Figure contents as structured data

......

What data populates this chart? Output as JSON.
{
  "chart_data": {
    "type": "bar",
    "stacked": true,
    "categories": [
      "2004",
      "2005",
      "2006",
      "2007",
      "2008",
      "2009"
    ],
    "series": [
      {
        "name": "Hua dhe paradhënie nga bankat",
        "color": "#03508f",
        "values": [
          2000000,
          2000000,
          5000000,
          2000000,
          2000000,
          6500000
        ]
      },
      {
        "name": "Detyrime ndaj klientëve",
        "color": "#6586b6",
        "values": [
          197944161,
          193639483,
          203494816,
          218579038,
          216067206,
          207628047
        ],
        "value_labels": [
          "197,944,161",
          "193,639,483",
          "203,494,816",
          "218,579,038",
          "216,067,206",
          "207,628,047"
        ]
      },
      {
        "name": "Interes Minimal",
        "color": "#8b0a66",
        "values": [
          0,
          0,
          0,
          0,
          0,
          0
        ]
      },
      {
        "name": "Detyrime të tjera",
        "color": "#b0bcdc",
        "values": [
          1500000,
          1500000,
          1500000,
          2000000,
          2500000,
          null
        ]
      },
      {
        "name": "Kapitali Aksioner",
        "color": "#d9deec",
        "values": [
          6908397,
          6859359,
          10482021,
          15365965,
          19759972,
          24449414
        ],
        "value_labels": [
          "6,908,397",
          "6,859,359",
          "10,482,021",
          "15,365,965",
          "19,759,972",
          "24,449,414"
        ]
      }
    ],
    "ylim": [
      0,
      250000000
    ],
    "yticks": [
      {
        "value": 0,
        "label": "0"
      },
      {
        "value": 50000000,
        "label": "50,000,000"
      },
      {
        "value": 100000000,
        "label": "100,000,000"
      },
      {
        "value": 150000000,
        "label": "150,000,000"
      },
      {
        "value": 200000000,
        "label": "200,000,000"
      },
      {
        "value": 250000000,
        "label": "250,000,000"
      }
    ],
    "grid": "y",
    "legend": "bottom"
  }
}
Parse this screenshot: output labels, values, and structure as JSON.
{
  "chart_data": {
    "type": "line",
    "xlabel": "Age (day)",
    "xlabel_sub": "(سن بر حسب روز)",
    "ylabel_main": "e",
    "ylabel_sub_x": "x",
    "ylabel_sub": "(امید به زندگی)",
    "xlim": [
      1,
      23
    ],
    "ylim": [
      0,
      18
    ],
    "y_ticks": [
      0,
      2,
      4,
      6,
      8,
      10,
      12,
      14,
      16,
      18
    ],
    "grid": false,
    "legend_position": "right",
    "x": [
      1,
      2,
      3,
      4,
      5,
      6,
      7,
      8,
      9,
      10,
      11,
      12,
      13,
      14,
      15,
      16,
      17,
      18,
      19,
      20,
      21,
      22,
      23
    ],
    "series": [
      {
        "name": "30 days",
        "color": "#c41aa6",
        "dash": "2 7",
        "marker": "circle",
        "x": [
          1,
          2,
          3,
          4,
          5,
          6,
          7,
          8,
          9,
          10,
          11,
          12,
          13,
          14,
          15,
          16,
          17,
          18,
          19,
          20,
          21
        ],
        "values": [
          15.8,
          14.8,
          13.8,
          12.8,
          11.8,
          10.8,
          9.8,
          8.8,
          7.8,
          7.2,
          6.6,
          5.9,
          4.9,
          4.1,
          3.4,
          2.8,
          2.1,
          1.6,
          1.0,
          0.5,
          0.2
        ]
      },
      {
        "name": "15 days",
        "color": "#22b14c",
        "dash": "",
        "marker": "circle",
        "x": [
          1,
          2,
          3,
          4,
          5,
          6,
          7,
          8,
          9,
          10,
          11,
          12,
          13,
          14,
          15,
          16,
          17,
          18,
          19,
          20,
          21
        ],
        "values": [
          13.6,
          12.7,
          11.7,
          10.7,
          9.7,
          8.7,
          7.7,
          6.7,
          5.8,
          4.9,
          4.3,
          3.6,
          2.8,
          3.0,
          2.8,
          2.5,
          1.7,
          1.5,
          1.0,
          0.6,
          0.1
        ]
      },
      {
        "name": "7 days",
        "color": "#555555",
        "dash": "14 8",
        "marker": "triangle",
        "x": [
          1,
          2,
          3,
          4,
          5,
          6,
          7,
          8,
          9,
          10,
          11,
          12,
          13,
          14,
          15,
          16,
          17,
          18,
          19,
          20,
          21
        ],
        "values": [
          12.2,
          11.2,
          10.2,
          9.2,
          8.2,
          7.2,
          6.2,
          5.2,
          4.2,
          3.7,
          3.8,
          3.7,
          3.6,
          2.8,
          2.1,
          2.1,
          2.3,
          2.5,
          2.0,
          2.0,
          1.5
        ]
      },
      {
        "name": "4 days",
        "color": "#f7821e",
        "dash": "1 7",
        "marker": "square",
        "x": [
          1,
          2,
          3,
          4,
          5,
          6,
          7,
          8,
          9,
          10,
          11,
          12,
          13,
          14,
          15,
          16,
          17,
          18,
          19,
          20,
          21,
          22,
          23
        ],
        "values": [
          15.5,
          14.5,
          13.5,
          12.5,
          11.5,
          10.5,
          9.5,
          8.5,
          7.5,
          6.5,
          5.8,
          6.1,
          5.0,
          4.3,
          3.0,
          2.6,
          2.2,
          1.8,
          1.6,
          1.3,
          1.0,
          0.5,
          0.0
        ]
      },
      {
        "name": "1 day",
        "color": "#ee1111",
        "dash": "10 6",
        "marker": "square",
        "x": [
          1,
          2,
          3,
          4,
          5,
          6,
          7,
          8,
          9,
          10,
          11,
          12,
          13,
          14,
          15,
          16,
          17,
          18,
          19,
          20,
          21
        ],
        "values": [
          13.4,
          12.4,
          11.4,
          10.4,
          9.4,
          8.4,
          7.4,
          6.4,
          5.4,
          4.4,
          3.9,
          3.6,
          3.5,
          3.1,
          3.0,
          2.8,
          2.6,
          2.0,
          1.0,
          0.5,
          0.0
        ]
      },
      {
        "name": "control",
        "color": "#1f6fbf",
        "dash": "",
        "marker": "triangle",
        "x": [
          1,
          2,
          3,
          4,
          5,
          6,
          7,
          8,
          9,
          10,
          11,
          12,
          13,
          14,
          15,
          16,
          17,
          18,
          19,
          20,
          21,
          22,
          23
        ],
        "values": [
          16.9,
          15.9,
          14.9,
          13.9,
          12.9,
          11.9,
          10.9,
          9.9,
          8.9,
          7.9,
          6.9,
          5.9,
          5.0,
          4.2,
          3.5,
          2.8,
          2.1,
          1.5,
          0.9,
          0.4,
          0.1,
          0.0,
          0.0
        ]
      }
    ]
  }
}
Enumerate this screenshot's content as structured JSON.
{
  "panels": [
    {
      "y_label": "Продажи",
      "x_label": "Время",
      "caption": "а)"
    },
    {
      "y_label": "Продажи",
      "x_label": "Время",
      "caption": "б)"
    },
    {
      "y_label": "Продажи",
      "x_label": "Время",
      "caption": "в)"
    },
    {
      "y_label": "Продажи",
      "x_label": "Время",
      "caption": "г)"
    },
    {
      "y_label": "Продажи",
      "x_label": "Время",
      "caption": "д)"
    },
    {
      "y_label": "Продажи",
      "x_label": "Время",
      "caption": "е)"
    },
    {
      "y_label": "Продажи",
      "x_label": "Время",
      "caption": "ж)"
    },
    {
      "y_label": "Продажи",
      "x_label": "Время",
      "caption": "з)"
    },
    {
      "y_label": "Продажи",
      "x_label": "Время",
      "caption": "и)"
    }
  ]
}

......

Go through the material above and count the lines that include "name". Give the number alone.

— ANSWER TO THE TASK —
11